=== Aim ===
Write the data out again in full, with no departure from the original.

=== The data ===
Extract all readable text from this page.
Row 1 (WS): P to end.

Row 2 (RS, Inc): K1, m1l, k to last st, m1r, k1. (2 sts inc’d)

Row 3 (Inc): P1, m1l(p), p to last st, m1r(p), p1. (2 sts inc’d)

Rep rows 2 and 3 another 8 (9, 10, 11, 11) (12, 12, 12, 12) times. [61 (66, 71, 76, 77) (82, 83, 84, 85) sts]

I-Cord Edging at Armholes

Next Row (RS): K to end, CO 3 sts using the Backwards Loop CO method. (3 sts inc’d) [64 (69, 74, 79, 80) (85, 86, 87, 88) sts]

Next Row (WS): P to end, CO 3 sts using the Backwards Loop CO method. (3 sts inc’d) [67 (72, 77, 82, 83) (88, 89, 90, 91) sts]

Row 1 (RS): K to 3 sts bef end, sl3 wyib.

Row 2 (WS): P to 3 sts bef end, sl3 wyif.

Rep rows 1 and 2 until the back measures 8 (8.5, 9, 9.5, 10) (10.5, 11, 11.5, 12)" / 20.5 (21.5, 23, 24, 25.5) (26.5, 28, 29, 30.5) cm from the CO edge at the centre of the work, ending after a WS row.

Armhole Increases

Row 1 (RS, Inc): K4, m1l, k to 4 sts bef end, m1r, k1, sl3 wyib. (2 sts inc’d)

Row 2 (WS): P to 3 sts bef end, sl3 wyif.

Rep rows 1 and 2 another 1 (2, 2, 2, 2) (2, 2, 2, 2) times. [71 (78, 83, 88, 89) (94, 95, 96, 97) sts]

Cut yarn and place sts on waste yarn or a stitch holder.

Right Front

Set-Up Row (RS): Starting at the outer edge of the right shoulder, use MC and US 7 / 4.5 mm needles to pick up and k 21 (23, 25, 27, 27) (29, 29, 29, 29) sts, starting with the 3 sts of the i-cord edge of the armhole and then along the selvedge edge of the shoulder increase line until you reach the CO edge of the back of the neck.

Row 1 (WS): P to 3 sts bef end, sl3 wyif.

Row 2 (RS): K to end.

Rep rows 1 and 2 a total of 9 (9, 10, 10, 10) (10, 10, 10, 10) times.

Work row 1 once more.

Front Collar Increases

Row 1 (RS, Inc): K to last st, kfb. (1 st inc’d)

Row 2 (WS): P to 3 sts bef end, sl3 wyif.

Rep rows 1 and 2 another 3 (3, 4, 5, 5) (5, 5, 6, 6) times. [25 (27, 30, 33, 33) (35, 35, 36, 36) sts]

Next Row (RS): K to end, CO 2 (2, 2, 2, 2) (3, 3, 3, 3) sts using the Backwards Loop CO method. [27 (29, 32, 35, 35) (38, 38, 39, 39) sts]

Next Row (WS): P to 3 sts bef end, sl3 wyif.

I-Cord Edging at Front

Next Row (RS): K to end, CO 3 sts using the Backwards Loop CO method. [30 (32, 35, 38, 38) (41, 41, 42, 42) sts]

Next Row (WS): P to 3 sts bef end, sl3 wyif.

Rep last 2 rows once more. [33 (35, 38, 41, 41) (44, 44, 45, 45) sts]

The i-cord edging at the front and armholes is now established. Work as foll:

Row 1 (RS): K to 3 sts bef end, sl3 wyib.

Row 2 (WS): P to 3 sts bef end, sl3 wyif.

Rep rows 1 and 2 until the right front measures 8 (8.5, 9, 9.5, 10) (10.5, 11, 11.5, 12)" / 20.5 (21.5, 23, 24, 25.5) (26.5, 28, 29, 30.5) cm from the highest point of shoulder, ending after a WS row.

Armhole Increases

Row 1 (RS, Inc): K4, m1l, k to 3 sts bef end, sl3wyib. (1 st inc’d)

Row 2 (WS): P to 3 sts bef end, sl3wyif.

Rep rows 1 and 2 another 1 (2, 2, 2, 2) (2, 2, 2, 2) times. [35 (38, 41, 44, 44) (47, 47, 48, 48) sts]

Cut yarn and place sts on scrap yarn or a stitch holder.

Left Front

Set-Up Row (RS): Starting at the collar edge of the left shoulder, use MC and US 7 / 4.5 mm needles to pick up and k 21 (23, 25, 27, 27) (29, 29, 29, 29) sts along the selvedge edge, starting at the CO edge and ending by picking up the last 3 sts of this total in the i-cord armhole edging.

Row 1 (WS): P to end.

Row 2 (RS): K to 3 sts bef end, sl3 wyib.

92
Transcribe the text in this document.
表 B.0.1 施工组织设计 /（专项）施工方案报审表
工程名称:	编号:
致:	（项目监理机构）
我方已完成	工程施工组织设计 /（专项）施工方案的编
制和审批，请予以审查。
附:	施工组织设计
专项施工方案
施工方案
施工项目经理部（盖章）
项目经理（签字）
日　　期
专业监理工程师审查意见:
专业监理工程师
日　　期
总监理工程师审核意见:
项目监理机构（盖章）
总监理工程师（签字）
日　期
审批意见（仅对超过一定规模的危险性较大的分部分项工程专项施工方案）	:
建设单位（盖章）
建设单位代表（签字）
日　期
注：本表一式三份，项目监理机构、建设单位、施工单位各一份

=== Task answer ===
Extract all readable text from this page.
Row 1 (WS): P to end.

Row 2 (RS, Inc): K1, m1l, k to last st, m1r, k1. (2 sts inc’d)

Row 3 (Inc): P1, m1l(p), p to last st, m1r(p), p1. (2 sts inc’d)

Rep rows 2 and 3 another 8 (9, 10, 11, 11) (12, 12, 12, 12) times. [61 (66, 71, 76, 77) (82, 83, 84, 85) sts]

I-Cord Edging at Armholes

Next Row (RS): K to end, CO 3 sts using the Backwards Loop CO method. (3 sts inc’d) [64 (69, 74, 79, 80) (85, 86, 87, 88) sts]

Next Row (WS): P to end, CO 3 sts using the Backwards Loop CO method. (3 sts inc’d) [67 (72, 77, 82, 83) (88, 89, 90, 91) sts]

Row 1 (RS): K to 3 sts bef end, sl3 wyib.

Row 2 (WS): P to 3 sts bef end, sl3 wyif.

Rep rows 1 and 2 until the back measures 8 (8.5, 9, 9.5, 10) (10.5, 11, 11.5, 12)" / 20.5 (21.5, 23, 24, 25.5) (26.5, 28, 29, 30.5) cm from the CO edge at the centre of the work, ending after a WS row.

Armhole Increases

Row 1 (RS, Inc): K4, m1l, k to 4 sts bef end, m1r, k1, sl3 wyib. (2 sts inc’d)

Row 2 (WS): P to 3 sts bef end, sl3 wyif.

Rep rows 1 and 2 another 1 (2, 2, 2, 2) (2, 2, 2, 2) times. [71 (78, 83, 88, 89) (94, 95, 96, 97) sts]

Cut yarn and place sts on waste yarn or a stitch holder.

Right Front

Set-Up Row (RS): Starting at the outer edge of the right shoulder, use MC and US 7 / 4.5 mm needles to pick up and k 21 (23, 25, 27, 27) (29, 29, 29, 29) sts, starting with the 3 sts of the i-cord edge of the armhole and then along the selvedge edge of the shoulder increase line until you reach the CO edge of the back of the neck.

Row 1 (WS): P to 3 sts bef end, sl3 wyif.

Row 2 (RS): K to end.

Rep rows 1 and 2 a total of 9 (9, 10, 10, 10) (10, 10, 10, 10) times.

Work row 1 once more.

Front Collar Increases

Row 1 (RS, Inc): K to last st, kfb. (1 st inc’d)

Row 2 (WS): P to 3 sts bef end, sl3 wyif.

Rep rows 1 and 2 another 3 (3, 4, 5, 5) (5, 5, 6, 6) times. [25 (27, 30, 33, 33) (35, 35, 36, 36) sts]

Next Row (RS): K to end, CO 2 (2, 2, 2, 2) (3, 3, 3, 3) sts using the Backwards Loop CO method. [27 (29, 32, 35, 35) (38, 38, 39, 39) sts]

Next Row (WS): P to 3 sts bef end, sl3 wyif.

I-Cord Edging at Front

Next Row (RS): K to end, CO 3 sts using the Backwards Loop CO method. [30 (32, 35, 38, 38) (41, 41, 42, 42) sts]

Next Row (WS): P to 3 sts bef end, sl3 wyif.

Rep last 2 rows once more. [33 (35, 38, 41, 41) (44, 44, 45, 45) sts]

The i-cord edging at the front and armholes is now established. Work as foll:

Row 1 (RS): K to 3 sts bef end, sl3 wyib.

Row 2 (WS): P to 3 sts bef end, sl3 wyif.

Rep rows 1 and 2 until the right front measures 8 (8.5, 9, 9.5, 10) (10.5, 11, 11.5, 12)" / 20.5 (21.5, 23, 24, 25.5) (26.5, 28, 29, 30.5) cm from the highest point of shoulder, ending after a WS row.

Armhole Increases

Row 1 (RS, Inc): K4, m1l, k to 3 sts bef end, sl3wyib. (1 st inc’d)

Row 2 (WS): P to 3 sts bef end, sl3wyif.

Rep rows 1 and 2 another 1 (2, 2, 2, 2) (2, 2, 2, 2) times. [35 (38, 41, 44, 44) (47, 47, 48, 48) sts]

Cut yarn and place sts on scrap yarn or a stitch holder.

Left Front

Set-Up Row (RS): Starting at the collar edge of the left shoulder, use MC and US 7 / 4.5 mm needles to pick up and k 21 (23, 25, 27, 27) (29, 29, 29, 29) sts along the selvedge edge, starting at the CO edge and ending by picking up the last 3 sts of this total in the i-cord armhole edging.

Row 1 (WS): P to end.

Row 2 (RS): K to 3 sts bef end, sl3 wyib.

92
Transcribe the text in this document.
表 B.0.1 施工组织设计 /（专项）施工方案报审表
工程名称:	编号:
致:	（项目监理机构）
我方已完成	工程施工组织设计 /（专项）施工方案的编
制和审批，请予以审查。
附:	施工组织设计
专项施工方案
施工方案
施工项目经理部（盖章）
项目经理（签字）
日　　期
专业监理工程师审查意见:
专业监理工程师
日　　期
总监理工程师审核意见:
项目监理机构（盖章）
总监理工程师（签字）
日　期
审批意见（仅对超过一定规模的危险性较大的分部分项工程专项施工方案）	:
建设单位（盖章）
建设单位代表（签字）
日　期
注：本表一式三份，项目监理机构、建设单位、施工单位各一份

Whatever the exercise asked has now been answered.